- Directive:
State how many lines in the records below contain the word "content". Give only the number.

- Provided records:
########

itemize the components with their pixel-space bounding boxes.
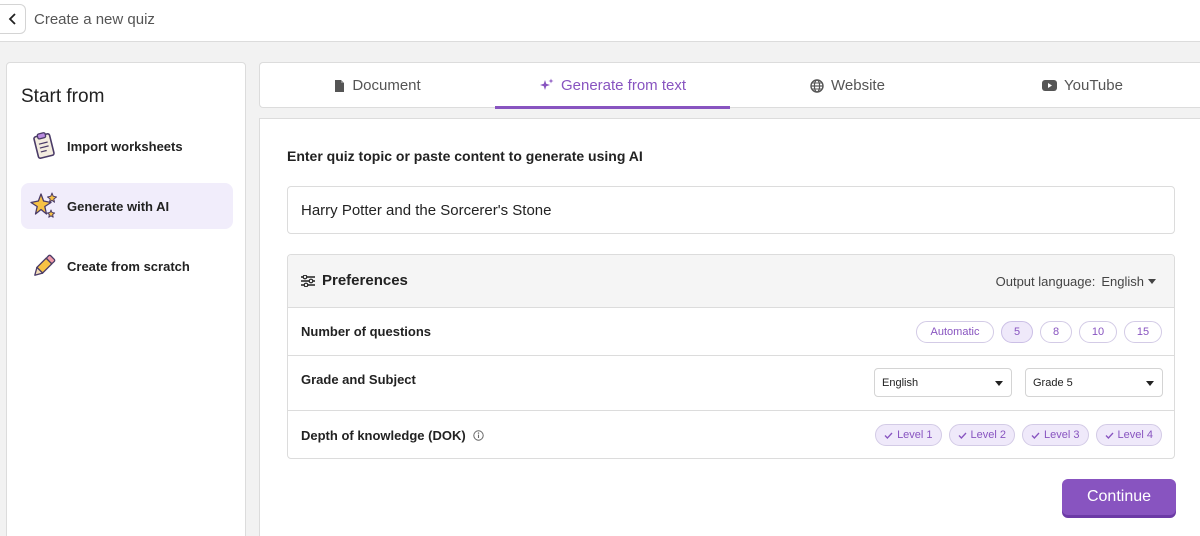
question-count-5[interactable]: 5: [1001, 321, 1033, 343]
sidebar-item-label: Import worksheets: [67, 138, 183, 154]
check-icon: [1031, 432, 1040, 439]
question-count-15[interactable]: 15: [1124, 321, 1162, 343]
dok-label-wrap: Depth of knowledge (DOK): [301, 428, 484, 443]
tab-label: Generate from text: [560, 77, 687, 94]
sidebar-item-import-worksheets[interactable]: Import worksheets: [21, 123, 233, 169]
generate-panel: Enter quiz topic or paste content to gen…: [259, 118, 1200, 536]
sparkle-icon: [539, 78, 554, 93]
grade-value: Grade 5: [1033, 376, 1073, 389]
check-icon: [958, 432, 967, 439]
preferences-header: Preferences Output language: English: [288, 255, 1174, 308]
top-bar: Create a new quiz: [0, 0, 1200, 42]
check-icon: [1105, 432, 1114, 439]
preferences-panel: Preferences Output language: English Num…: [287, 254, 1175, 459]
source-tabs: Document Generate from text Website YouT…: [259, 62, 1200, 109]
sidebar-item-generate-with-ai[interactable]: Generate with AI: [21, 183, 233, 229]
dok-level-3[interactable]: Level 3: [1022, 424, 1089, 446]
dok-label: Depth of knowledge (DOK): [301, 428, 466, 443]
output-language-dropdown[interactable]: English: [1101, 274, 1156, 289]
dok-level-1[interactable]: Level 1: [875, 424, 942, 446]
topic-heading: Enter quiz topic or paste content to gen…: [287, 148, 643, 164]
dok-level-label: Level 4: [1117, 429, 1153, 441]
preferences-label: Preferences: [322, 272, 408, 289]
output-language-label: Output language:: [995, 274, 1096, 289]
grade-subject-label: Grade and Subject: [301, 372, 416, 387]
continue-button[interactable]: Continue: [1062, 479, 1176, 515]
caret-down-icon: [1146, 381, 1154, 386]
tab-generate-from-text[interactable]: Generate from text: [495, 63, 730, 109]
subject-value: English: [882, 376, 919, 389]
number-of-questions-row: Number of questions Automatic 5 8 10 15: [288, 308, 1174, 356]
globe-icon: [810, 78, 824, 93]
question-count-10[interactable]: 10: [1079, 321, 1117, 343]
output-language: Output language: English: [996, 274, 1156, 289]
tab-label: YouTube: [1064, 77, 1123, 94]
topic-input[interactable]: [287, 186, 1175, 234]
info-icon[interactable]: [472, 430, 484, 441]
sidebar-item-label: Create from scratch: [67, 258, 190, 274]
caret-down-icon: [995, 381, 1003, 386]
tab-label: Website: [831, 77, 885, 94]
dok-level-label: Level 2: [970, 429, 1007, 441]
caret-down-icon: [1148, 279, 1156, 284]
tab-youtube[interactable]: YouTube: [965, 63, 1200, 108]
tab-document[interactable]: Document: [260, 63, 495, 108]
dok-level-2[interactable]: Level 2: [948, 424, 1016, 446]
document-icon: [334, 79, 345, 93]
check-icon: [884, 432, 893, 439]
dok-level-label: Level 3: [1044, 429, 1080, 441]
sidebar-title: Start from: [21, 86, 105, 107]
subject-select[interactable]: English: [874, 368, 1012, 397]
dok-level-label: Level 1: [897, 429, 933, 441]
tab-website[interactable]: Website: [730, 63, 965, 108]
sparkles-icon: [21, 191, 67, 221]
question-count-options: Automatic 5 8 10 15: [916, 321, 1162, 343]
dok-level-4[interactable]: Level 4: [1095, 424, 1162, 446]
grade-select[interactable]: Grade 5: [1025, 368, 1163, 397]
dok-row: Depth of knowledge (DOK) Level 1 Level 2…: [288, 411, 1174, 458]
chevron-left-icon: [8, 13, 16, 25]
number-of-questions-label: Number of questions: [301, 324, 432, 339]
question-count-8[interactable]: 8: [1040, 321, 1072, 343]
back-button[interactable]: [0, 4, 26, 34]
preferences-title: Preferences: [301, 272, 408, 289]
sidebar-item-label: Generate with AI: [67, 198, 170, 214]
tab-label: Document: [352, 77, 421, 94]
clipboard-icon: [21, 131, 67, 161]
question-count-automatic[interactable]: Automatic: [916, 321, 994, 343]
sidebar-item-create-from-scratch[interactable]: Create from scratch: [21, 243, 233, 289]
page-title: Create a new quiz: [34, 11, 155, 28]
sliders-icon: [301, 274, 315, 287]
grade-subject-row: Grade and Subject English Grade 5: [288, 356, 1174, 411]
start-from-sidebar: Start from Import worksheets Generate wi…: [6, 62, 246, 536]
output-language-value: English: [1101, 274, 1144, 289]
dok-levels: Level 1 Level 2 Level 3 Level 4: [875, 424, 1162, 446]
pencil-icon: [21, 252, 67, 280]
youtube-icon: [1042, 80, 1058, 91]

########

- Completed exercise:
2